» Records from a collection:
━━━━━━━━━━━━━━━━━━━━━━━━━━━━━━
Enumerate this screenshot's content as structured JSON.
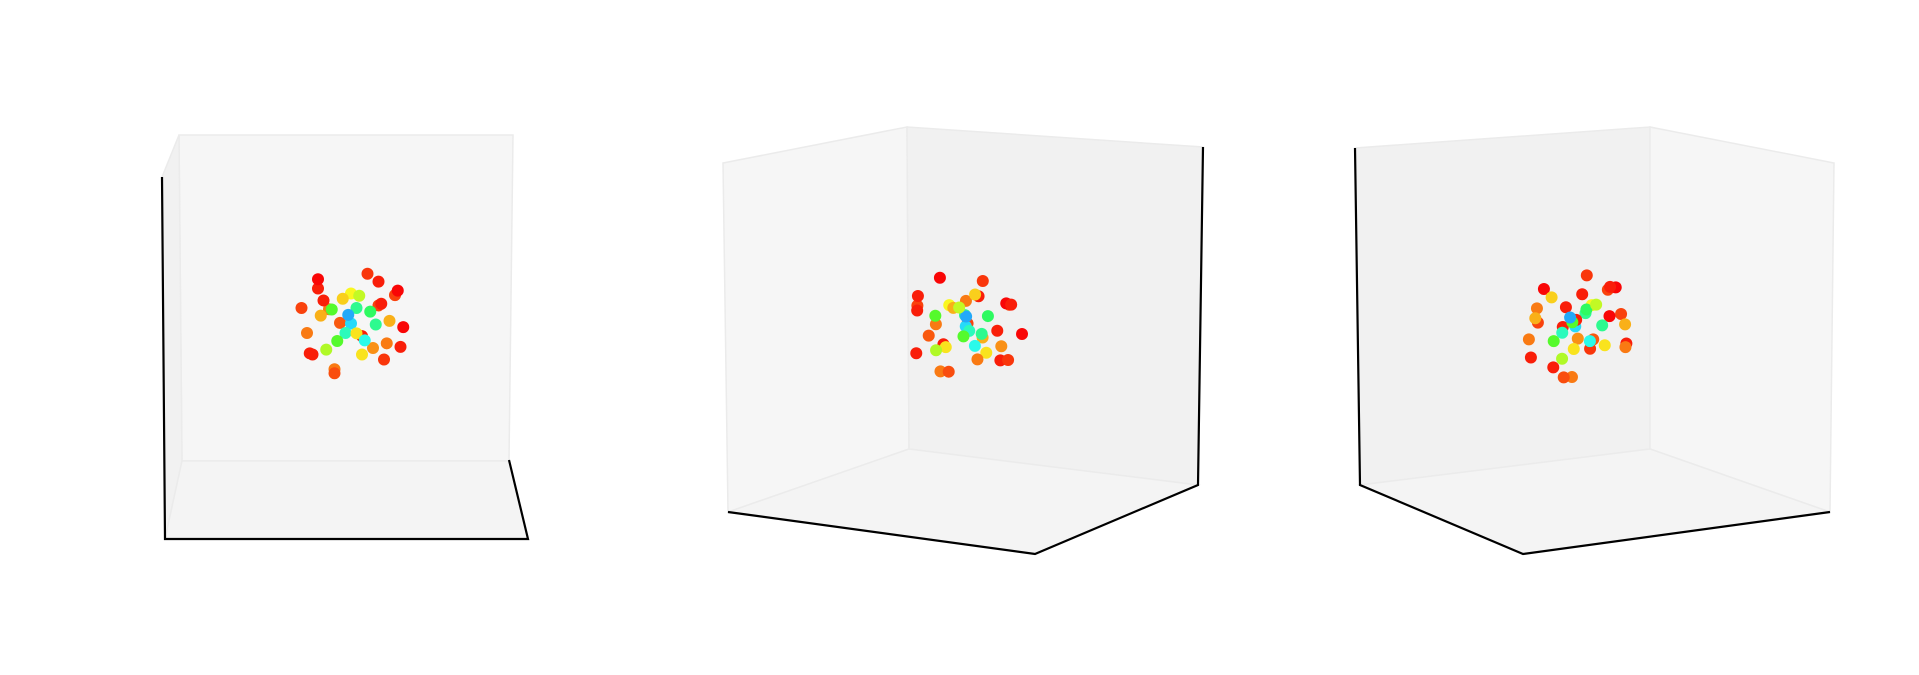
{
  "chart_data": {
    "type": "scatter3d",
    "colormap": "rainbow",
    "views": [
      {
        "elev": 5,
        "azim": -90
      },
      {
        "elev": 20,
        "azim": -60
      },
      {
        "elev": 20,
        "azim": -120
      }
    ],
    "x": [
      0.8,
      -0.7,
      0.5,
      -0.4,
      0.9,
      -0.9,
      0.2,
      -0.2,
      0.6,
      -0.6,
      0.3,
      -0.3,
      0.0,
      0.1,
      -0.1,
      0.7,
      -0.8,
      0.4,
      -0.5,
      0.85,
      -0.3,
      0.5,
      -0.6,
      0.2,
      0.0,
      0.65,
      -0.75,
      0.35,
      -0.15,
      0.1,
      0.95,
      -0.55,
      0.45,
      -0.35,
      0.25,
      -0.05,
      0.55,
      -0.45,
      0.15,
      -0.25
    ],
    "y": [
      0.3,
      0.5,
      -0.7,
      0.8,
      -0.2,
      -0.1,
      0.9,
      -0.9,
      0.6,
      -0.6,
      0.2,
      -0.3,
      0.1,
      -0.1,
      0.4,
      -0.5,
      0.4,
      0.7,
      -0.8,
      0.1,
      0.0,
      -0.3,
      0.2,
      0.5,
      -0.5,
      -0.6,
      -0.4,
      0.3,
      0.7,
      -0.8,
      0.5,
      0.6,
      -0.1,
      -0.4,
      0.0,
      0.2,
      0.8,
      -0.2,
      -0.4,
      0.45
    ],
    "z": [
      0.5,
      -0.6,
      0.4,
      0.2,
      -0.4,
      0.3,
      -0.3,
      0.1,
      -0.7,
      0.7,
      0.9,
      -0.8,
      0.0,
      0.3,
      -0.2,
      0.1,
      -0.2,
      -0.5,
      0.5,
      0.6,
      -0.9,
      0.8,
      0.8,
      -0.6,
      0.6,
      -0.3,
      -0.5,
      0.2,
      0.4,
      -0.1,
      -0.1,
      0.1,
      0.0,
      0.3,
      -0.3,
      0.15,
      0.3,
      -0.45,
      0.55,
      -0.35
    ],
    "values": [
      0.95,
      0.98,
      0.95,
      0.9,
      0.98,
      0.95,
      0.98,
      0.93,
      0.96,
      0.98,
      0.96,
      0.9,
      0.3,
      0.45,
      0.4,
      0.85,
      0.9,
      0.88,
      0.98,
      1.0,
      0.94,
      0.98,
      1.0,
      0.8,
      0.78,
      0.9,
      0.98,
      0.5,
      0.82,
      0.8,
      1.0,
      0.85,
      0.45,
      0.6,
      0.35,
      0.25,
      0.98,
      0.7,
      0.72,
      0.6
    ]
  }
}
━━━━━━━━━━━━━━━━━━━━━━━━━━━━━━
» STATED GOAL:
From the records given above, reproduce all text exactly and exclude each picture.

» FINAL ANSWER:
Enumerate this screenshot's content as structured JSON.
{
  "chart_data": {
    "type": "scatter3d",
    "colormap": "rainbow",
    "views": [
      {
        "elev": 5,
        "azim": -90
      },
      {
        "elev": 20,
        "azim": -60
      },
      {
        "elev": 20,
        "azim": -120
      }
    ],
    "x": [
      0.8,
      -0.7,
      0.5,
      -0.4,
      0.9,
      -0.9,
      0.2,
      -0.2,
      0.6,
      -0.6,
      0.3,
      -0.3,
      0.0,
      0.1,
      -0.1,
      0.7,
      -0.8,
      0.4,
      -0.5,
      0.85,
      -0.3,
      0.5,
      -0.6,
      0.2,
      0.0,
      0.65,
      -0.75,
      0.35,
      -0.15,
      0.1,
      0.95,
      -0.55,
      0.45,
      -0.35,
      0.25,
      -0.05,
      0.55,
      -0.45,
      0.15,
      -0.25
    ],
    "y": [
      0.3,
      0.5,
      -0.7,
      0.8,
      -0.2,
      -0.1,
      0.9,
      -0.9,
      0.6,
      -0.6,
      0.2,
      -0.3,
      0.1,
      -0.1,
      0.4,
      -0.5,
      0.4,
      0.7,
      -0.8,
      0.1,
      0.0,
      -0.3,
      0.2,
      0.5,
      -0.5,
      -0.6,
      -0.4,
      0.3,
      0.7,
      -0.8,
      0.5,
      0.6,
      -0.1,
      -0.4,
      0.0,
      0.2,
      0.8,
      -0.2,
      -0.4,
      0.45
    ],
    "z": [
      0.5,
      -0.6,
      0.4,
      0.2,
      -0.4,
      0.3,
      -0.3,
      0.1,
      -0.7,
      0.7,
      0.9,
      -0.8,
      0.0,
      0.3,
      -0.2,
      0.1,
      -0.2,
      -0.5,
      0.5,
      0.6,
      -0.9,
      0.8,
      0.8,
      -0.6,
      0.6,
      -0.3,
      -0.5,
      0.2,
      0.4,
      -0.1,
      -0.1,
      0.1,
      0.0,
      0.3,
      -0.3,
      0.15,
      0.3,
      -0.45,
      0.55,
      -0.35
    ],
    "values": [
      0.95,
      0.98,
      0.95,
      0.9,
      0.98,
      0.95,
      0.98,
      0.93,
      0.96,
      0.98,
      0.96,
      0.9,
      0.3,
      0.45,
      0.4,
      0.85,
      0.9,
      0.88,
      0.98,
      1.0,
      0.94,
      0.98,
      1.0,
      0.8,
      0.78,
      0.9,
      0.98,
      0.5,
      0.82,
      0.8,
      1.0,
      0.85,
      0.45,
      0.6,
      0.35,
      0.25,
      0.98,
      0.7,
      0.72,
      0.6
    ]
  }
}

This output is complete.